GOAL:
Write out the records word for word, with no pictures.
════
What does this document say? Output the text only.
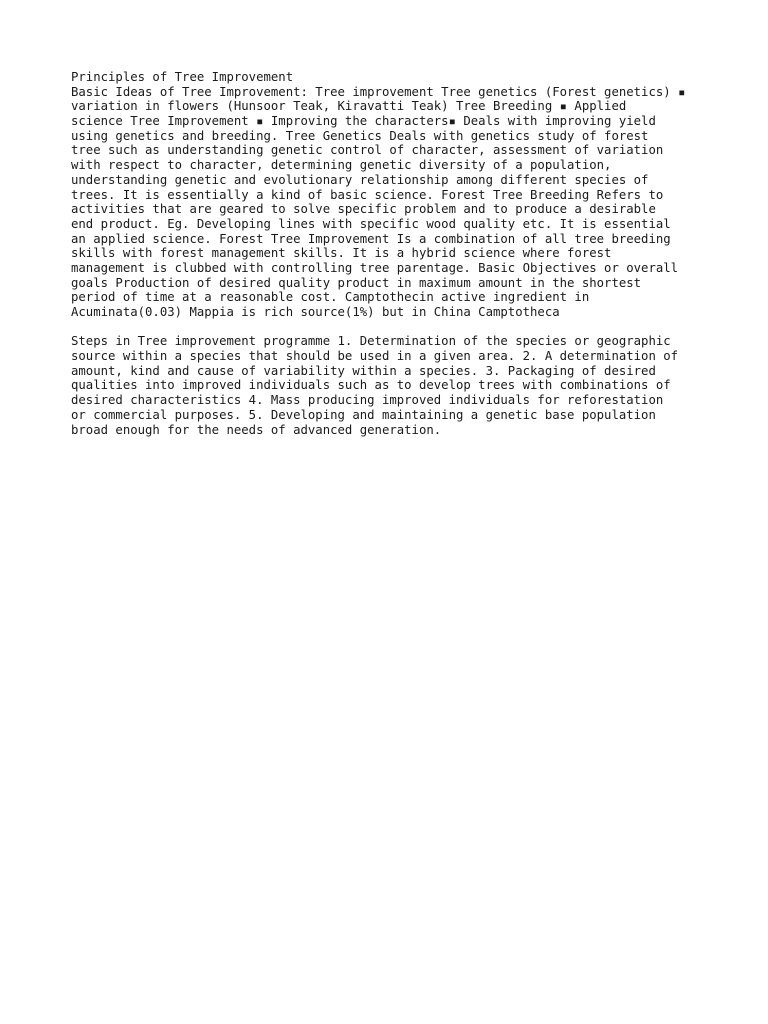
Principles of Tree Improvement
Basic Ideas of Tree Improvement: Tree improvement Tree genetics (Forest genetics) ▪
variation in flowers (Hunsoor Teak, Kiravatti Teak) Tree Breeding ▪ Applied
science Tree Improvement ▪ Improving the characters▪ Deals with improving yield
using genetics and breeding. Tree Genetics Deals with genetics study of forest
tree such as understanding genetic control of character, assessment of variation
with respect to character, determining genetic diversity of a population,
understanding genetic and evolutionary relationship among different species of
trees. It is essentially a kind of basic science. Forest Tree Breeding Refers to
activities that are geared to solve specific problem and to produce a desirable
end product. Eg. Developing lines with specific wood quality etc. It is essential
an applied science. Forest Tree Improvement Is a combination of all tree breeding
skills with forest management skills. It is a hybrid science where forest
management is clubbed with controlling tree parentage. Basic Objectives or overall
goals Production of desired quality product in maximum amount in the shortest
period of time at a reasonable cost. Camptothecin active ingredient in
Acuminata(0.03) Mappia is rich source(1%) but in China Camptotheca
Steps in Tree improvement programme 1. Determination of the species or geographic
source within a species that should be used in a given area. 2. A determination of
amount, kind and cause of variability within a species. 3. Packaging of desired
qualities into improved individuals such as to develop trees with combinations of
desired characteristics 4. Mass producing improved individuals for reforestation
or commercial purposes. 5. Developing and maintaining a genetic base population
broad enough for the needs of advanced generation.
════
FINAL RESULT:
What does this document say? Output the text only.
Principles of Tree Improvement
Basic Ideas of Tree Improvement: Tree improvement Tree genetics (Forest genetics) ▪
variation in flowers (Hunsoor Teak, Kiravatti Teak) Tree Breeding ▪ Applied
science Tree Improvement ▪ Improving the characters▪ Deals with improving yield
using genetics and breeding. Tree Genetics Deals with genetics study of forest
tree such as understanding genetic control of character, assessment of variation
with respect to character, determining genetic diversity of a population,
understanding genetic and evolutionary relationship among different species of
trees. It is essentially a kind of basic science. Forest Tree Breeding Refers to
activities that are geared to solve specific problem and to produce a desirable
end product. Eg. Developing lines with specific wood quality etc. It is essential
an applied science. Forest Tree Improvement Is a combination of all tree breeding
skills with forest management skills. It is a hybrid science where forest
management is clubbed with controlling tree parentage. Basic Objectives or overall
goals Production of desired quality product in maximum amount in the shortest
period of time at a reasonable cost. Camptothecin active ingredient in
Acuminata(0.03) Mappia is rich source(1%) but in China Camptotheca
Steps in Tree improvement programme 1. Determination of the species or geographic
source within a species that should be used in a given area. 2. A determination of
amount, kind and cause of variability within a species. 3. Packaging of desired
qualities into improved individuals such as to develop trees with combinations of
desired characteristics 4. Mass producing improved individuals for reforestation
or commercial purposes. 5. Developing and maintaining a genetic base population
broad enough for the needs of advanced generation.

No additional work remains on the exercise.